**TEXTAUSZUG:**

━━━━━━━━━━━━━━━━━━━━━━━━━━━━━━

Es könne aber für Trauernde hilfreich sein, sich zu überlegen, wann sie in ihrem bisherigen Leben schon schwierige Situationen erlebt und wie sie diese überstanden haben: „Was hat Ihnen geholfen?“ und „Wer hat Ihnen geholfen?“. Vielleicht könne man auf das Netz der guten Freunde und Verwandten zurückgreifen. Man müsse sich klarmachen: „Ich kann Hilfe holen und die auch annehmen.“ Darüber hinaus gibt es nach Auffassung von Resilienzforschern verschiedene Faktoren, die den Menschen helfen können, eine Krise zu überstehen. Im Modell von Monika Gruhl und Hugo Körbächer gehören dazu Optimismus, Akzeptanz und  Lösungsorientierung.


Die neue Situation akzeptieren
Menschen, denen genügend Zeit zum Trauern gelassen wurde, kommen selbst zu dem Punkt, an dem sie feststellen, dass sie die neue Situation akzeptieren müssen. Daraus ergibt sich eine Lösungsorientierung. Wie geht es weiter? Was kann ich jetzt tun? Was können die nächsten Schritte sein? Für manche ist es hilfreich, den Schrank mit den Sachen des Verstorbenen aufzuräumen, vielleicht etwas wegzugeben, für andere ist es wichtig, die Kleidung noch einmal zu ordnen, zu waschen und neu wegzuhängen. Ob dies nach einer Woche oder einem Jahr geschieht, ist je nach trauernder Person verschieden.

━━━━━━━━━━━━━━━━━━━━━━━━━━━━━━

**Zeilen aus einem Layout-Datensatz:**
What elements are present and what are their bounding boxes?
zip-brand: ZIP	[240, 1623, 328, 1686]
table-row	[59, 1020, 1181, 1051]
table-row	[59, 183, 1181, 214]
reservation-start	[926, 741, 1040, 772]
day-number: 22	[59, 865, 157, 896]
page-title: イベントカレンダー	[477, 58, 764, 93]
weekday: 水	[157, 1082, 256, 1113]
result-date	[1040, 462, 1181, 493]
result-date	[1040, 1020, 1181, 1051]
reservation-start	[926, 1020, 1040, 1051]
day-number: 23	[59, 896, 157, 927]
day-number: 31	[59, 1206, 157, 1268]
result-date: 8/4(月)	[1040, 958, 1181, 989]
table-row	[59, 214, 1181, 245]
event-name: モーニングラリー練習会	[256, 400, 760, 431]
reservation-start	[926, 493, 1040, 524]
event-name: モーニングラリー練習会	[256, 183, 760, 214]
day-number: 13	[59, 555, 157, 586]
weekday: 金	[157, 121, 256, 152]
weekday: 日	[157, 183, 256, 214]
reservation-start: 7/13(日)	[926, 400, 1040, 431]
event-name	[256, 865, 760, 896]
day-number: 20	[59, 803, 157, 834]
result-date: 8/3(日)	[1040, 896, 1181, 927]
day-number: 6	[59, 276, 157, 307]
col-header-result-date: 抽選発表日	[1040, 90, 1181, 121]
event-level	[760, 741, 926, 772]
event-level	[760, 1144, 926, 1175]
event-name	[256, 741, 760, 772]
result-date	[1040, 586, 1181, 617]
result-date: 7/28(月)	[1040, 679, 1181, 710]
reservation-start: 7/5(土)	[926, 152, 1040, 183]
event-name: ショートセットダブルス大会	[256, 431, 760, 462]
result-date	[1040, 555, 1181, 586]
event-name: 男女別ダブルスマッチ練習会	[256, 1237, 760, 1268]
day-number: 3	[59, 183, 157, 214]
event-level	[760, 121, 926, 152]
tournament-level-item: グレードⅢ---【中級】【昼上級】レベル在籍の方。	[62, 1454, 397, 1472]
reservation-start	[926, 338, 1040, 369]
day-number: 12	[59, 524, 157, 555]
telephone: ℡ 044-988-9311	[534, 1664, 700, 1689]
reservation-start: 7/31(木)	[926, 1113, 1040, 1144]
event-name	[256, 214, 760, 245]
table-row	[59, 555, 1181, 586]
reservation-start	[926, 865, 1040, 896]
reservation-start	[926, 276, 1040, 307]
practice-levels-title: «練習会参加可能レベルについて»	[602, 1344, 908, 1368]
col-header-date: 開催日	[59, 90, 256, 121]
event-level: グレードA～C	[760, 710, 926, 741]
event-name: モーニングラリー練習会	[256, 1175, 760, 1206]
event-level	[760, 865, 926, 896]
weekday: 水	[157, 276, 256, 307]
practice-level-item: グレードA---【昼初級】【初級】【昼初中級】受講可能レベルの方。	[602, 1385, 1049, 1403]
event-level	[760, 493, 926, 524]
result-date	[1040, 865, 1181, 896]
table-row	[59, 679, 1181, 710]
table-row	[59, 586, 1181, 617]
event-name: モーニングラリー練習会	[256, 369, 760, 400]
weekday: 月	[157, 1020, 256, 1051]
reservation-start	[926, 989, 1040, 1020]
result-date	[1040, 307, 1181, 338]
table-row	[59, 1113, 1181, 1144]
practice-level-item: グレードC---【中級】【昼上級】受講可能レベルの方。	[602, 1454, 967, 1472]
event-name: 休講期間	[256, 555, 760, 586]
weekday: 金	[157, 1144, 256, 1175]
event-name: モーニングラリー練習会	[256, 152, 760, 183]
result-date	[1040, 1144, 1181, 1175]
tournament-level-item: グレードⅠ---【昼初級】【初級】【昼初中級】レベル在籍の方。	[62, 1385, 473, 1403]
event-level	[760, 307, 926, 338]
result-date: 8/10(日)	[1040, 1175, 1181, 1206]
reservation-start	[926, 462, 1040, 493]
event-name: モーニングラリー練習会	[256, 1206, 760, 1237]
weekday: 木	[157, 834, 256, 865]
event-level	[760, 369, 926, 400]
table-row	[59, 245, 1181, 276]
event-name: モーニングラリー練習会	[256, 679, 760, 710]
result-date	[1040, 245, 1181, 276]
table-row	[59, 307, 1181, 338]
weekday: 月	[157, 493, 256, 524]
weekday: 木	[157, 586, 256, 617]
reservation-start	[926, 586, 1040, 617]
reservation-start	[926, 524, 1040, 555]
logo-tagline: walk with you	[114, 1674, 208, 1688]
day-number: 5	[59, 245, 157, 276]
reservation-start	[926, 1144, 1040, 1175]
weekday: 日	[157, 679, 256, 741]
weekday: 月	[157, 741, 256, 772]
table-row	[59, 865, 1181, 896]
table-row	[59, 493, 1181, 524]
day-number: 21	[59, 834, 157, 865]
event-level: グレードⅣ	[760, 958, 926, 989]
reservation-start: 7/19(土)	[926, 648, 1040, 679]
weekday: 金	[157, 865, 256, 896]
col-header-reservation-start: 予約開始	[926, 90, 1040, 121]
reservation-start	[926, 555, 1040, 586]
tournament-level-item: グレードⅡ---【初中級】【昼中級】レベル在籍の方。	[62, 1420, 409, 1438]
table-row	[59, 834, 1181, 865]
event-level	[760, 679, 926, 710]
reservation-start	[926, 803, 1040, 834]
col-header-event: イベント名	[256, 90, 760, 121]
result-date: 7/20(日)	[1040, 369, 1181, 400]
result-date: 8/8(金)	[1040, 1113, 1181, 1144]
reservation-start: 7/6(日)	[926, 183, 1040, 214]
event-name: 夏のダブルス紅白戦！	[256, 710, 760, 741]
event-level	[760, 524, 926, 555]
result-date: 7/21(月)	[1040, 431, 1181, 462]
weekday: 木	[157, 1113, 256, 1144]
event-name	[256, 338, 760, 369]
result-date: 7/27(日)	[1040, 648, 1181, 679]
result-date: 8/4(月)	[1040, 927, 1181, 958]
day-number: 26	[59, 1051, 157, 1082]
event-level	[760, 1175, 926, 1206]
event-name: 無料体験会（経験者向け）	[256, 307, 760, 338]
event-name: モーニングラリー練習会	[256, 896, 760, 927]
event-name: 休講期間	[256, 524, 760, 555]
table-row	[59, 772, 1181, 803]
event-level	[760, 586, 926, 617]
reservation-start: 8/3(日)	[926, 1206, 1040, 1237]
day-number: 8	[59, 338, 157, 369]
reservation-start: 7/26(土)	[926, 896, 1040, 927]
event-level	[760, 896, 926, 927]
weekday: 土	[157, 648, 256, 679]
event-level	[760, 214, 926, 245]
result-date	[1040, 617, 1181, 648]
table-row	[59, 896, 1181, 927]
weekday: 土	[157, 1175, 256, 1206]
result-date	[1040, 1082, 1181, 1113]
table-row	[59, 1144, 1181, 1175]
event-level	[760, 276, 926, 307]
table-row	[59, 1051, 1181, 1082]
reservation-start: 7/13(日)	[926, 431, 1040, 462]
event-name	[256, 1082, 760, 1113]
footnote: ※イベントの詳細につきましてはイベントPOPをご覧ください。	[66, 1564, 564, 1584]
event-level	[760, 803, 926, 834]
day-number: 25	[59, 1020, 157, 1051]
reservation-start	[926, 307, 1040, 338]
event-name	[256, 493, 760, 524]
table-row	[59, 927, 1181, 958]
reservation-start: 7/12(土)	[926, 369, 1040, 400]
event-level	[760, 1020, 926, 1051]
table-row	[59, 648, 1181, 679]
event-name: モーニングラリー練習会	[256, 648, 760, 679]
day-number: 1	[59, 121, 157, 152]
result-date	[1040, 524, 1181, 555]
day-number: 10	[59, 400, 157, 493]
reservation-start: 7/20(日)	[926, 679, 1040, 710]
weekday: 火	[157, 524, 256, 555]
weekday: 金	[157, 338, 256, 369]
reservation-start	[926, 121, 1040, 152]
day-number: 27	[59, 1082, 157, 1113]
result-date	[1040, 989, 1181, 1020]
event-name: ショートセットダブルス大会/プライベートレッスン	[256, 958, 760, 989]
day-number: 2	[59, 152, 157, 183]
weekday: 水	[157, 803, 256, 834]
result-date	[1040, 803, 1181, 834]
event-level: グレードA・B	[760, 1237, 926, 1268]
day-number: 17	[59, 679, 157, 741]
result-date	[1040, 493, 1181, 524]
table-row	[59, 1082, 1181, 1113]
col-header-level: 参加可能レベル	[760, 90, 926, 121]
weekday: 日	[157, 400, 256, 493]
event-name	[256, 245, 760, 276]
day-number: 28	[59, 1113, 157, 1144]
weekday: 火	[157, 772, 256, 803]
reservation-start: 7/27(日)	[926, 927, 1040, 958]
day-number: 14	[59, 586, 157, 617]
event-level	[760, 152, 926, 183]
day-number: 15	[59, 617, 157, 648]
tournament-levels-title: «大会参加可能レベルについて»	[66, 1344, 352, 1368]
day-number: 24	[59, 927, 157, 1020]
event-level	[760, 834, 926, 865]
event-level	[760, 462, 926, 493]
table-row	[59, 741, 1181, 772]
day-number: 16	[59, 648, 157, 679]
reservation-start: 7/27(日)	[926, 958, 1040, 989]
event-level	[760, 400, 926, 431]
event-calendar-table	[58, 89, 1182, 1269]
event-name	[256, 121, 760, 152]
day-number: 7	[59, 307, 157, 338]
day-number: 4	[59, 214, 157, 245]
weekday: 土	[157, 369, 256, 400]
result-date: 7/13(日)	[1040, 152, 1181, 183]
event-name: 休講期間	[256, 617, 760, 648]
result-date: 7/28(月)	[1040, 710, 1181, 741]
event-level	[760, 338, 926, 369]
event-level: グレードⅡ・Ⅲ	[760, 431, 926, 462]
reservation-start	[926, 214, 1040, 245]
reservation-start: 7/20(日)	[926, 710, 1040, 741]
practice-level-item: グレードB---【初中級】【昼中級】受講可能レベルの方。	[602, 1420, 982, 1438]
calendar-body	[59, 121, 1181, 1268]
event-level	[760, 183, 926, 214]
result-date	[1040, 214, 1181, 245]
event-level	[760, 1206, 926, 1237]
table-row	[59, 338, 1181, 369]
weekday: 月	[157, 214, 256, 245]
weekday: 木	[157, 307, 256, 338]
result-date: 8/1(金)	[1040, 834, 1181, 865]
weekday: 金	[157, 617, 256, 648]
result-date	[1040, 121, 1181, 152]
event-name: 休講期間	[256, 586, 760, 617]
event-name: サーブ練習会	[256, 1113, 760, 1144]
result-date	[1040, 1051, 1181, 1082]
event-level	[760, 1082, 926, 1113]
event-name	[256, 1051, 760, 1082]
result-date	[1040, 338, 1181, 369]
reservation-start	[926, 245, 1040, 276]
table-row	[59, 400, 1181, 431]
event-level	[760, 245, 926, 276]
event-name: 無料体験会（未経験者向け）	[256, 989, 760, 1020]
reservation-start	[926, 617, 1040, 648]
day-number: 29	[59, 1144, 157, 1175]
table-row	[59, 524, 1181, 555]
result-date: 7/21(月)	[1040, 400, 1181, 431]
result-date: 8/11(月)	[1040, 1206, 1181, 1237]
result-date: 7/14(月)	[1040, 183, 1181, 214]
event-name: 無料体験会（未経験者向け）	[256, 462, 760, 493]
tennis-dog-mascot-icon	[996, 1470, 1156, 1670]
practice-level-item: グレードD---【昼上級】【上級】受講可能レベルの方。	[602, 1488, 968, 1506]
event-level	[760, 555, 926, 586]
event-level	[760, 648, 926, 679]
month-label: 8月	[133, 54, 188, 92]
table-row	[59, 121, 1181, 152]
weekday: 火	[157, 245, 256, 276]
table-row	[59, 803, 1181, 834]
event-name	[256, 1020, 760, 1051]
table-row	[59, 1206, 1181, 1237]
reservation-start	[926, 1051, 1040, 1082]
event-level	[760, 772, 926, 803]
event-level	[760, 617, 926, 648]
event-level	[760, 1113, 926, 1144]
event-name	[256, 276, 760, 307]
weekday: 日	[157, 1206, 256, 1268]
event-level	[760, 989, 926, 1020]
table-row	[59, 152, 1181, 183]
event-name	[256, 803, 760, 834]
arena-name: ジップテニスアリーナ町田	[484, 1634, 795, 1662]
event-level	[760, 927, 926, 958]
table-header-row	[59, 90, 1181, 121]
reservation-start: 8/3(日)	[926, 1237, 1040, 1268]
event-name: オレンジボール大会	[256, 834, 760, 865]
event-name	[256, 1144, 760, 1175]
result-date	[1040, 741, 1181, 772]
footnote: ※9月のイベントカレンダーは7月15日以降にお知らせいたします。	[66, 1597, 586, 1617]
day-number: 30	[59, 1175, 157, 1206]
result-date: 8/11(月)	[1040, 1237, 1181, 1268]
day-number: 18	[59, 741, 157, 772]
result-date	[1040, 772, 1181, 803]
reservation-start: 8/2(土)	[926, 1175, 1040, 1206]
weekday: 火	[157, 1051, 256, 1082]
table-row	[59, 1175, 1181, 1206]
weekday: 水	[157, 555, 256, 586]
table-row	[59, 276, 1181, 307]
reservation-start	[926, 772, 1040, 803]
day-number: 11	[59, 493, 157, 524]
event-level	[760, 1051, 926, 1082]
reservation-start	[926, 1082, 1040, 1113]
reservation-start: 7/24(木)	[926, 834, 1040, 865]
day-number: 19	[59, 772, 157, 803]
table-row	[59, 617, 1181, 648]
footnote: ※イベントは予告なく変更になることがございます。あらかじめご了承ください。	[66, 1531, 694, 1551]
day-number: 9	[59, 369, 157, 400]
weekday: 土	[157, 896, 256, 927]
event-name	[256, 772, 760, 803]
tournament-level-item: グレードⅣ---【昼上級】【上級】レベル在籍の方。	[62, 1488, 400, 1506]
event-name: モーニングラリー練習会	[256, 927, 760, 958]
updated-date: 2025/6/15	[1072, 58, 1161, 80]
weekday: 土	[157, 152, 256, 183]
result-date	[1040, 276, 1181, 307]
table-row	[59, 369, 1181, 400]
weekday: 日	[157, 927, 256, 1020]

━━━━━━━━━━━━━━━━━━━━━━━━━━━━━━

**AUFGABE A:**
Prüfen Sie, ob die folgenden Aussagen mit dem Textauszug über Trauer und Resilienz übereinstimmen, und beantworten Sie jede mit Ja oder Nein samt den entscheidenden Worten des Textes im genauen Wortlaut. (i) Nach dem Text ergibt sich aus der Akzeptanz der neuen Situation eine Lösungsorientierung. (ii) Der Text legt fest, dass der Schrank mit den Sachen des Verstorbenen spätestens nach einer Woche aufgeräumt werden sollte. (iii) Der Text rät Trauernden, auf die Hilfe von Freunden und Verwandten zu verzichten.
**AUFGABE B:**
Setzen Sie den Textauszug über Trauer und Resilienz nach seinem letzten Satz um einige Sätze fort.

**ANTWORT A:**
(i) Ja: „Daraus ergibt sich eine Lösungsorientierung.“
(ii) Nein: „Ob dies nach einer Woche oder einem Jahr geschieht, ist je nach trauernder Person verschieden.“
(iii) Nein: „Vielleicht könne man auf das Netz der guten Freunde und Verwandten zurückgreifen.“

**ANTWORT B:**
Die Zukunft gestalten
Beim Stichwort Zukunft geht es nicht ums große Ganze, nicht um die Antwort auf die Frage „Wo sehen Sie sich in fünf Jahren?“. „Den morgigen Tag gestalten, kann genug Zukunft sein“, sagt Kötter. Trauernde seien oft erschöpft, hätten Schwierigkeiten, überhaupt aufzustehen, sagt Sandra Kötter. Da könne es hilfreich sein, dem Tag Struktur zu geben und damit Zukunft zu gestalten. Vielleicht gibt es eine Freundin, die morgens anruft und fragt, wie es geht. Oder der Trauernde verabredet sich zum Kaffeetrinken und hat damit ein Tagesziel, auf das er hinarbeiten kann. Auch die Arbeit sowie die Verantwortung für andere, für Pflegebedürftige, Kinder oder Enkel geben dem Tag Struktur.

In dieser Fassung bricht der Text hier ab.